STATED GOAL:
Extract every line from the records below that contains the word "среда".

DATA FOR PROCESSING:
* * *
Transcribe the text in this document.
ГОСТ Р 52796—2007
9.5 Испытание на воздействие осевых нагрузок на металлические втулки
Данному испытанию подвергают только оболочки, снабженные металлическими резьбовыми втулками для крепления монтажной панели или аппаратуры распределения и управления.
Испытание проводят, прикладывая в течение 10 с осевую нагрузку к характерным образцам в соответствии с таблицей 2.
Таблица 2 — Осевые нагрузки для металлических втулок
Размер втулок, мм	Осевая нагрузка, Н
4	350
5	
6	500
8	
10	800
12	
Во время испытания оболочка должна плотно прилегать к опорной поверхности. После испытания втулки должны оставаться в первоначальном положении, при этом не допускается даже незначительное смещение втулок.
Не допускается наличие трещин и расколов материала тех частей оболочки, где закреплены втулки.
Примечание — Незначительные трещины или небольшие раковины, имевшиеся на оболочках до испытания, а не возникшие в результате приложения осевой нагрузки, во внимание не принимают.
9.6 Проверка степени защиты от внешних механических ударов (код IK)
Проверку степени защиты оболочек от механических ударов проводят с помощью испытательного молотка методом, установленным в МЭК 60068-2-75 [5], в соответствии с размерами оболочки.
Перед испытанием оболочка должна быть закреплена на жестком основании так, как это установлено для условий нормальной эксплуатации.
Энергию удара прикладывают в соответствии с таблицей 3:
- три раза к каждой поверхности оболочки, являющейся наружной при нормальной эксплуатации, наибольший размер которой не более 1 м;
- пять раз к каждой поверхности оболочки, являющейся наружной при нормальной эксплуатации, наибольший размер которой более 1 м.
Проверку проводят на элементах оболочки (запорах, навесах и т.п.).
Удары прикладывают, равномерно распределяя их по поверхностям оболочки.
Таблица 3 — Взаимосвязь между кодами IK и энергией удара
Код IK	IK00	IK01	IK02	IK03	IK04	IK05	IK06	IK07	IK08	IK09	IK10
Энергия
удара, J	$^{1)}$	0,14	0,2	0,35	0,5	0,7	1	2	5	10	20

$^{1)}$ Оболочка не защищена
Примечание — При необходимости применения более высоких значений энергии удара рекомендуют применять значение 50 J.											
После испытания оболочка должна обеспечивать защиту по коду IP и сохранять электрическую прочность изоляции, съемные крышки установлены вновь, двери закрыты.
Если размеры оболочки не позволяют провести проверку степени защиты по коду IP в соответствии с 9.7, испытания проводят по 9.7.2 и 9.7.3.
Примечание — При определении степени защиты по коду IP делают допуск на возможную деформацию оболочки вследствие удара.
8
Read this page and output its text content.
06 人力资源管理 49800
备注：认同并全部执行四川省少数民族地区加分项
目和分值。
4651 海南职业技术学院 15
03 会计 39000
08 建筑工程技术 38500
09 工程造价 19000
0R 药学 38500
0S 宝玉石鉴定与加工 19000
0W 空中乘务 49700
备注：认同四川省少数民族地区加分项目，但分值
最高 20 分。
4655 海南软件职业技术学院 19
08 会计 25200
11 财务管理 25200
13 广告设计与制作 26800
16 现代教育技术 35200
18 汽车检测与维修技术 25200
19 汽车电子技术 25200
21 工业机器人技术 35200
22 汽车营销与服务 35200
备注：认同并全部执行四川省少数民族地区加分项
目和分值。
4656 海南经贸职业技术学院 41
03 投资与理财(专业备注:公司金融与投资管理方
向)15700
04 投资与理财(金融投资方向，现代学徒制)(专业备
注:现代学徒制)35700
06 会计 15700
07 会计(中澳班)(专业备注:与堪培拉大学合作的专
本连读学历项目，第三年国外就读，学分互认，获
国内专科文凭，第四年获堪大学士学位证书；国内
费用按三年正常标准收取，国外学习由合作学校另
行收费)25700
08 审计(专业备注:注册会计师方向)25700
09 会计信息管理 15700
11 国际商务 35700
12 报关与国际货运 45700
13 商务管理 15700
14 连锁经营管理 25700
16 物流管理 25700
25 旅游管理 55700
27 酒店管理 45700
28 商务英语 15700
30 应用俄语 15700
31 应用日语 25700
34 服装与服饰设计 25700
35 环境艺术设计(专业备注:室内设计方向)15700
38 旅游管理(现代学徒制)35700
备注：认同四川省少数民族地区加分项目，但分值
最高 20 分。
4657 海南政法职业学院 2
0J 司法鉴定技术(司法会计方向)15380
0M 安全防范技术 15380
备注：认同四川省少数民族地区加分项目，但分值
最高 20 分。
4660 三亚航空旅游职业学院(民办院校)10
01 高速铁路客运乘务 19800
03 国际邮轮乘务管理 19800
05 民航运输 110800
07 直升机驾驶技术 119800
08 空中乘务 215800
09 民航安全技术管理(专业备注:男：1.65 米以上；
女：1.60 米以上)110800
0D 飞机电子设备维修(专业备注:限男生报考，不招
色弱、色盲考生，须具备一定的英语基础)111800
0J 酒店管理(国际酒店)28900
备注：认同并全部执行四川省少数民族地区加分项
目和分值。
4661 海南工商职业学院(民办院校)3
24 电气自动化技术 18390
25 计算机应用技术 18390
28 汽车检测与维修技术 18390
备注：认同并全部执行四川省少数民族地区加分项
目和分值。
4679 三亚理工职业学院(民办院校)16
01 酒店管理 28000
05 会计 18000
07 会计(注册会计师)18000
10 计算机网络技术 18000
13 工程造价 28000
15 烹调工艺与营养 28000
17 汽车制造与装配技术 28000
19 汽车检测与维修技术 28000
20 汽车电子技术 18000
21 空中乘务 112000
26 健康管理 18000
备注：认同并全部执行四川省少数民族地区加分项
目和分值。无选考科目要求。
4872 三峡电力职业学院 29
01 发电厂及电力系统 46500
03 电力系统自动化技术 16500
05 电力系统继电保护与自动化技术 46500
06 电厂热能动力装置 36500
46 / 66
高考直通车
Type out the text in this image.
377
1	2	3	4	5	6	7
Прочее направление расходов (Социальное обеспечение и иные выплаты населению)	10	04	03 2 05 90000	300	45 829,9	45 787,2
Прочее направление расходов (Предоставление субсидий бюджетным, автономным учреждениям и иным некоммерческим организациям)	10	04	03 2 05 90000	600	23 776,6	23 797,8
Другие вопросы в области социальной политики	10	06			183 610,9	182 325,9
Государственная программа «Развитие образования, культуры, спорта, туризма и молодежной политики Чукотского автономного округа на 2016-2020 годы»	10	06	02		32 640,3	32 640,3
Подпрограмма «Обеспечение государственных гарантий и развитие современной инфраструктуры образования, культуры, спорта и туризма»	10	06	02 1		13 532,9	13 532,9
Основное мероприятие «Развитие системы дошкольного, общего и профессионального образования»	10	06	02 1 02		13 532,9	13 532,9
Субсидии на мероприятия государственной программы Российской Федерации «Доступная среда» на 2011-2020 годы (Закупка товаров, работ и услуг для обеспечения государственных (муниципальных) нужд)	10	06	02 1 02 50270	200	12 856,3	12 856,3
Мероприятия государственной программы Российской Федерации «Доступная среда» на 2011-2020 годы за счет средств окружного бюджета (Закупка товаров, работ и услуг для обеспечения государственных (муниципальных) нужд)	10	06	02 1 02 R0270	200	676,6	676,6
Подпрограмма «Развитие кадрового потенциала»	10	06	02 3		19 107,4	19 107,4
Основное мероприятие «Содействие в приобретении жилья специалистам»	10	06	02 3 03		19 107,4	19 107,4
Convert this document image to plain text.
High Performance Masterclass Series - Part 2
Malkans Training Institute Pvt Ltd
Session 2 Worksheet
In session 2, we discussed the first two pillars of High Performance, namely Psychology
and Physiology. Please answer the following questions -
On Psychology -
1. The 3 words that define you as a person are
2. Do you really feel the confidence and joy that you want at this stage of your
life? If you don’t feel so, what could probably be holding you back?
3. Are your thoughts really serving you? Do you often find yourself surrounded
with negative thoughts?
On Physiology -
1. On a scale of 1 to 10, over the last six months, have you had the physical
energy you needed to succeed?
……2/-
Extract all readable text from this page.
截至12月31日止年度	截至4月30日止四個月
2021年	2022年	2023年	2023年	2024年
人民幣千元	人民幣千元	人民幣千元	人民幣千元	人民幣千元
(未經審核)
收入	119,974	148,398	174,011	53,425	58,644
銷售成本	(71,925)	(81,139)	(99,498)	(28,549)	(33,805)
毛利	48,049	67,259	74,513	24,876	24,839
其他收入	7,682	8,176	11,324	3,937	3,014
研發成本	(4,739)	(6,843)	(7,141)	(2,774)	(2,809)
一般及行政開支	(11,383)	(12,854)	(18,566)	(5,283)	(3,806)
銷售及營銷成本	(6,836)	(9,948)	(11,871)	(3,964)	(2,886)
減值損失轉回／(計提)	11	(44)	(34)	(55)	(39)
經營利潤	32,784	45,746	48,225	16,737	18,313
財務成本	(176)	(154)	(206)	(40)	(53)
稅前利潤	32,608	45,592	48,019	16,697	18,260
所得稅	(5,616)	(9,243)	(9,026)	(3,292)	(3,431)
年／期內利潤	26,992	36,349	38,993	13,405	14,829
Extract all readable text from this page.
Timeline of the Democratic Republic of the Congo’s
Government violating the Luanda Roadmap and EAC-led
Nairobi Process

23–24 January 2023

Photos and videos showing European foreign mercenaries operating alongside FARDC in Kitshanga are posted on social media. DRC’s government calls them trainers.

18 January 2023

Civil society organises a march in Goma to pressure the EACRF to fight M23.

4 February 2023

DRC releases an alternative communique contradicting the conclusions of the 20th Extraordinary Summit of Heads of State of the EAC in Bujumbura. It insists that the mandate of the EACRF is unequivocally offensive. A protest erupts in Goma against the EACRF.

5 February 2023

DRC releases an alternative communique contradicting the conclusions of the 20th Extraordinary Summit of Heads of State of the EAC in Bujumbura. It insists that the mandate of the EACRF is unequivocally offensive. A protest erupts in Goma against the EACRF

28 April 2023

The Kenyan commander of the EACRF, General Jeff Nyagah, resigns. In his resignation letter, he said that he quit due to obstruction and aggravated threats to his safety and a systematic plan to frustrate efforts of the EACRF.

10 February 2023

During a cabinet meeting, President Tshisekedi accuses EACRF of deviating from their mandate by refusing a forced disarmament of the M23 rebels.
* * *
OUTPUT FOR THIS TASK:
Субсидии на мероприятия государственной программы Российской Федерации «Доступная среда» на 2011-2020 годы (Закупка товаров, работ и услуг для обеспечения государственных (муниципальных) нужд)	10	06	02 1 02 50270	200	12 856,3	12 856,3
Мероприятия государственной программы Российской Федерации «Доступная среда» на 2011-2020 годы за счет средств окружного бюджета (Закупка товаров, работ и услуг для обеспечения государственных (муниципальных) нужд)	10	06	02 1 02 R0270	200	676,6	676,6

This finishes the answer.